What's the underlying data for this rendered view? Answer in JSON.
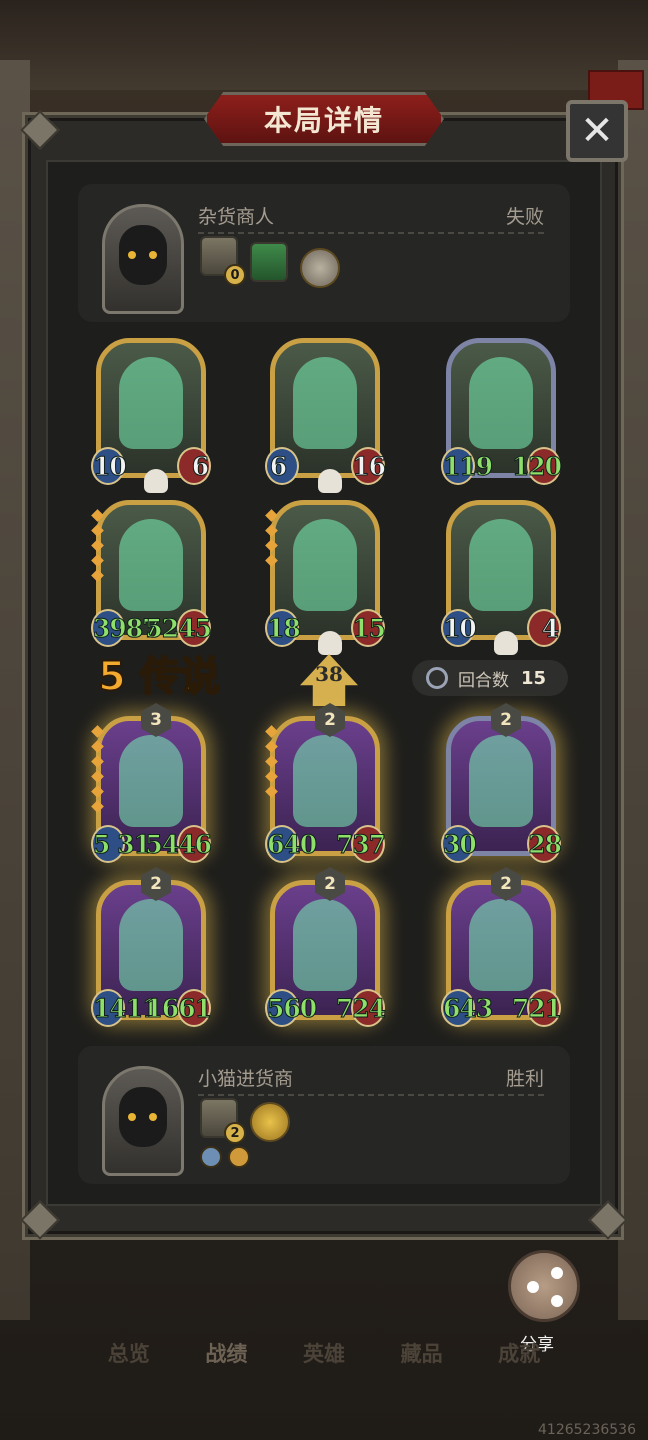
{
  "dialog": {
    "title": "本局详情",
    "close_label": "✕"
  },
  "opponent": {
    "name": "杂货商人",
    "result": "失败",
    "hero_level_badge": "0"
  },
  "player": {
    "name": "小猫进货商",
    "result": "胜利",
    "hero_level_badge": "2"
  },
  "opponent_board": [
    {
      "attack": "10",
      "health": "6",
      "style": "plain",
      "frame": "gold",
      "dead": true,
      "stars": 0
    },
    {
      "attack": "6",
      "health": "16",
      "style": "plain",
      "frame": "gold",
      "dead": true,
      "stars": 0
    },
    {
      "attack": "119",
      "health": "120",
      "style": "buff",
      "frame": "silver",
      "dead": false,
      "stars": 0
    },
    {
      "attack": "3987",
      "health": "5245",
      "style": "buff",
      "frame": "gold",
      "dead": false,
      "stars": 5
    },
    {
      "attack": "18",
      "health": "15",
      "style": "buff",
      "frame": "gold",
      "dead": true,
      "stars": 4
    },
    {
      "attack": "10",
      "health": "4",
      "style": "plain",
      "frame": "gold",
      "dead": true,
      "stars": 0
    }
  ],
  "player_board": [
    {
      "level": "3",
      "attack": "5 31",
      "health": "5446",
      "frame": "gold",
      "stars": 6
    },
    {
      "level": "2",
      "attack": "640",
      "health": "737",
      "frame": "gold",
      "stars": 5
    },
    {
      "level": "2",
      "attack": "30",
      "health": "28",
      "frame": "silver",
      "stars": 0
    },
    {
      "level": "2",
      "attack": "1411",
      "health": "1661",
      "frame": "gold",
      "stars": 0
    },
    {
      "level": "2",
      "attack": "560",
      "health": "724",
      "frame": "gold",
      "stars": 0
    },
    {
      "level": "2",
      "attack": "643",
      "health": "721",
      "frame": "gold",
      "stars": 0
    }
  ],
  "summary": {
    "legend_count": "5 传说",
    "level": "38",
    "turns_label": "回合数",
    "turns_value": "15"
  },
  "share_label": "分享",
  "bottom_tabs": [
    "总览",
    "战绩",
    "英雄",
    "藏品",
    "成就"
  ],
  "active_tab": "战绩",
  "watermark": "41265236536"
}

### Set task:
All of the data needs repeating exactly, but the pictures do not.

### Answer to this task:
What's the underlying data for this rendered view? Answer in JSON.
{
  "dialog": {
    "title": "本局详情",
    "close_label": "✕"
  },
  "opponent": {
    "name": "杂货商人",
    "result": "失败",
    "hero_level_badge": "0"
  },
  "player": {
    "name": "小猫进货商",
    "result": "胜利",
    "hero_level_badge": "2"
  },
  "opponent_board": [
    {
      "attack": "10",
      "health": "6",
      "style": "plain",
      "frame": "gold",
      "dead": true,
      "stars": 0
    },
    {
      "attack": "6",
      "health": "16",
      "style": "plain",
      "frame": "gold",
      "dead": true,
      "stars": 0
    },
    {
      "attack": "119",
      "health": "120",
      "style": "buff",
      "frame": "silver",
      "dead": false,
      "stars": 0
    },
    {
      "attack": "3987",
      "health": "5245",
      "style": "buff",
      "frame": "gold",
      "dead": false,
      "stars": 5
    },
    {
      "attack": "18",
      "health": "15",
      "style": "buff",
      "frame": "gold",
      "dead": true,
      "stars": 4
    },
    {
      "attack": "10",
      "health": "4",
      "style": "plain",
      "frame": "gold",
      "dead": true,
      "stars": 0
    }
  ],
  "player_board": [
    {
      "level": "3",
      "attack": "5 31",
      "health": "5446",
      "frame": "gold",
      "stars": 6
    },
    {
      "level": "2",
      "attack": "640",
      "health": "737",
      "frame": "gold",
      "stars": 5
    },
    {
      "level": "2",
      "attack": "30",
      "health": "28",
      "frame": "silver",
      "stars": 0
    },
    {
      "level": "2",
      "attack": "1411",
      "health": "1661",
      "frame": "gold",
      "stars": 0
    },
    {
      "level": "2",
      "attack": "560",
      "health": "724",
      "frame": "gold",
      "stars": 0
    },
    {
      "level": "2",
      "attack": "643",
      "health": "721",
      "frame": "gold",
      "stars": 0
    }
  ],
  "summary": {
    "legend_count": "5 传说",
    "level": "38",
    "turns_label": "回合数",
    "turns_value": "15"
  },
  "share_label": "分享",
  "bottom_tabs": [
    "总览",
    "战绩",
    "英雄",
    "藏品",
    "成就"
  ],
  "active_tab": "战绩",
  "watermark": "41265236536"
}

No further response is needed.